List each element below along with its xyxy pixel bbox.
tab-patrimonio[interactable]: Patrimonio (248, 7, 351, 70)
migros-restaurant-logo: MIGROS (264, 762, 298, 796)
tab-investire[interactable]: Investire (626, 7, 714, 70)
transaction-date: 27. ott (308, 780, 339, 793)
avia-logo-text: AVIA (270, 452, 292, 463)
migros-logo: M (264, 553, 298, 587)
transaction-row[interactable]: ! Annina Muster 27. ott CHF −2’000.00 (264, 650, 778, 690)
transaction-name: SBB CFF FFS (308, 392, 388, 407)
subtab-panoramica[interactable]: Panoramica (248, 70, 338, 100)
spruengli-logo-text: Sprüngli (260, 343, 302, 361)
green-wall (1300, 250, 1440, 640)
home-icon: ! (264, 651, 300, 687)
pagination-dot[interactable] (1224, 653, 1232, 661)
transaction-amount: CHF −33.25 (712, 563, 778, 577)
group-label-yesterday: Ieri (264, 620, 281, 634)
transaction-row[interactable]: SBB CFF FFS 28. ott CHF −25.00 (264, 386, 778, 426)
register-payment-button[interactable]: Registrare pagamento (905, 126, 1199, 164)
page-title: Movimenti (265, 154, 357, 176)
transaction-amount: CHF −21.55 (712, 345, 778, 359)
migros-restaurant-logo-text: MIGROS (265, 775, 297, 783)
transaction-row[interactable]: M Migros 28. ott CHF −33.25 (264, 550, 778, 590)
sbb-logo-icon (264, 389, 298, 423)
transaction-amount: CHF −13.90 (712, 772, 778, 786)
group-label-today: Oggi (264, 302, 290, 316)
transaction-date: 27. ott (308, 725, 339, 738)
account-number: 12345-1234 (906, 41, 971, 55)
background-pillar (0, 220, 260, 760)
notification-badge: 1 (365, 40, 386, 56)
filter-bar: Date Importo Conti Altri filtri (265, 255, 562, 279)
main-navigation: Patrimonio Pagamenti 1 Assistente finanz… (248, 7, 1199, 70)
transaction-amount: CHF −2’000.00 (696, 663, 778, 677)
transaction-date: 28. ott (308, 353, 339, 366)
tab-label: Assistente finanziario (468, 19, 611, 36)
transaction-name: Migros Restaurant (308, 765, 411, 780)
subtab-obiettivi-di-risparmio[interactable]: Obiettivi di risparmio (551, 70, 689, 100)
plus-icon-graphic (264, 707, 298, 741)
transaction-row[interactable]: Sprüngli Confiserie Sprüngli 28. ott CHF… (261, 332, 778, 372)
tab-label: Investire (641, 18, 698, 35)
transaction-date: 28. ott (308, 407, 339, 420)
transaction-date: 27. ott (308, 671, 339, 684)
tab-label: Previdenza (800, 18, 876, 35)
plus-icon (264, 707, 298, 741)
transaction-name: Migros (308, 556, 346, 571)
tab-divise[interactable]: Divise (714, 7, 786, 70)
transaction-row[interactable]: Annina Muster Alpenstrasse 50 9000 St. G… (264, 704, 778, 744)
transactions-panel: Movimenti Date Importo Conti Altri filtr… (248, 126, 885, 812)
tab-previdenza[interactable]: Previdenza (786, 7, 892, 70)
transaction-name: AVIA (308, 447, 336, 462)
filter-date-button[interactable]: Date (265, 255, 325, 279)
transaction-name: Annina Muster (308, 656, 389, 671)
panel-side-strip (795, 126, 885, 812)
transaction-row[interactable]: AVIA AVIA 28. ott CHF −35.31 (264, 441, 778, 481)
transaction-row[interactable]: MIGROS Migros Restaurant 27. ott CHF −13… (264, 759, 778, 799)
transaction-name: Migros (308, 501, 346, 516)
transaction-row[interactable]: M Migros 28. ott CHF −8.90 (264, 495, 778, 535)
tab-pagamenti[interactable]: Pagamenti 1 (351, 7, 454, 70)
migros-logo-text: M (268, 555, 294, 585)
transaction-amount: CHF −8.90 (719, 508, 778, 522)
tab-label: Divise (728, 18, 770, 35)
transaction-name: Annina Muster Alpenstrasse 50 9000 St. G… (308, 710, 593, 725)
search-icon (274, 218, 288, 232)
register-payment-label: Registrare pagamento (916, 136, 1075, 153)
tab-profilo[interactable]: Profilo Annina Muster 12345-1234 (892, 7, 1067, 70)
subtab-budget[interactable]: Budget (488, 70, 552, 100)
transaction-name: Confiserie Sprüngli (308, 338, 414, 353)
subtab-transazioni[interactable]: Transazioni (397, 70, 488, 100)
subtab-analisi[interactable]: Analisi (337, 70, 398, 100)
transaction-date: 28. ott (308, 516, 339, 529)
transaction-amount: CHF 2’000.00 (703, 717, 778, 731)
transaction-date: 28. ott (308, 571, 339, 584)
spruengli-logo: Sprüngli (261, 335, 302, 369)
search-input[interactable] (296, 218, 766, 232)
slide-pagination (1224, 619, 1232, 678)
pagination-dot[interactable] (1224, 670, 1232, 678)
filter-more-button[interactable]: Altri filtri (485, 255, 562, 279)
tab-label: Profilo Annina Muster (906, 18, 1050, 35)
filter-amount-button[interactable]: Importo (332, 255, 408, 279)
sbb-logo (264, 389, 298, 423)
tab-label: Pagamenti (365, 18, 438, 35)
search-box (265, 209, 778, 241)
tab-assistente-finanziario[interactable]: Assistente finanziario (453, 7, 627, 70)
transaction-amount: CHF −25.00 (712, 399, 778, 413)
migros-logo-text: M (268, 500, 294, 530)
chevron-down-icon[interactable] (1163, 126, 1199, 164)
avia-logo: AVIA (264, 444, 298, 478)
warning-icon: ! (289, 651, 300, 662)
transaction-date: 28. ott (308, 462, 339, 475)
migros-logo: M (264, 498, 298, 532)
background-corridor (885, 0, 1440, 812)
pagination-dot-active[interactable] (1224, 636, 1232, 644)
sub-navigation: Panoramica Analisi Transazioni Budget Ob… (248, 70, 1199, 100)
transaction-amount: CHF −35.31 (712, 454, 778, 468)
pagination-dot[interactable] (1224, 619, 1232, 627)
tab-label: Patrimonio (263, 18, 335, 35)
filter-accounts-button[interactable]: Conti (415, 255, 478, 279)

^^^^^^^^

Please retype the items from the first line through the line with "migros-logo: M (264, 553, 298, 587)", keeping every line unchanged.

◆ **RESULT OF THIS EXERCISE**
List each element below along with its xyxy pixel bbox.
tab-patrimonio[interactable]: Patrimonio (248, 7, 351, 70)
migros-restaurant-logo: MIGROS (264, 762, 298, 796)
tab-investire[interactable]: Investire (626, 7, 714, 70)
transaction-date: 27. ott (308, 780, 339, 793)
avia-logo-text: AVIA (270, 452, 292, 463)
migros-logo: M (264, 553, 298, 587)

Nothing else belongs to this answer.